**DIRECTIVE:**
Copy every line of the data exactly, leaving nothing out.

**ENTRIES SUPPLIED:**
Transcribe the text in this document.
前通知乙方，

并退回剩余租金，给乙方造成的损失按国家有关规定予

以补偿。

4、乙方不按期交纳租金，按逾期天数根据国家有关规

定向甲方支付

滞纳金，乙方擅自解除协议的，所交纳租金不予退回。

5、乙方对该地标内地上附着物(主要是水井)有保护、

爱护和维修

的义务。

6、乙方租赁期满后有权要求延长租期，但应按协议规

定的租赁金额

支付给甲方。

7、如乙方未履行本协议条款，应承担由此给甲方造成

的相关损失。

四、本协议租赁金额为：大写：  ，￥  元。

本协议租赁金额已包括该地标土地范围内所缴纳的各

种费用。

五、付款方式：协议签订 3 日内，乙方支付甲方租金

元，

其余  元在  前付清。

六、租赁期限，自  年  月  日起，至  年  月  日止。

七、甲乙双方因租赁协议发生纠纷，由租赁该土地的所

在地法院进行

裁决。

**CORRECT OUTPUT:**
Transcribe the text in this document.
前通知乙方，

并退回剩余租金，给乙方造成的损失按国家有关规定予

以补偿。

4、乙方不按期交纳租金，按逾期天数根据国家有关规

定向甲方支付

滞纳金，乙方擅自解除协议的，所交纳租金不予退回。

5、乙方对该地标内地上附着物(主要是水井)有保护、

爱护和维修

的义务。

6、乙方租赁期满后有权要求延长租期，但应按协议规

定的租赁金额

支付给甲方。

7、如乙方未履行本协议条款，应承担由此给甲方造成

的相关损失。

四、本协议租赁金额为：大写：  ，￥  元。

本协议租赁金额已包括该地标土地范围内所缴纳的各

种费用。

五、付款方式：协议签订 3 日内，乙方支付甲方租金

元，

其余  元在  前付清。

六、租赁期限，自  年  月  日起，至  年  月  日止。

七、甲乙双方因租赁协议发生纠纷，由租赁该土地的所

在地法院进行

裁决。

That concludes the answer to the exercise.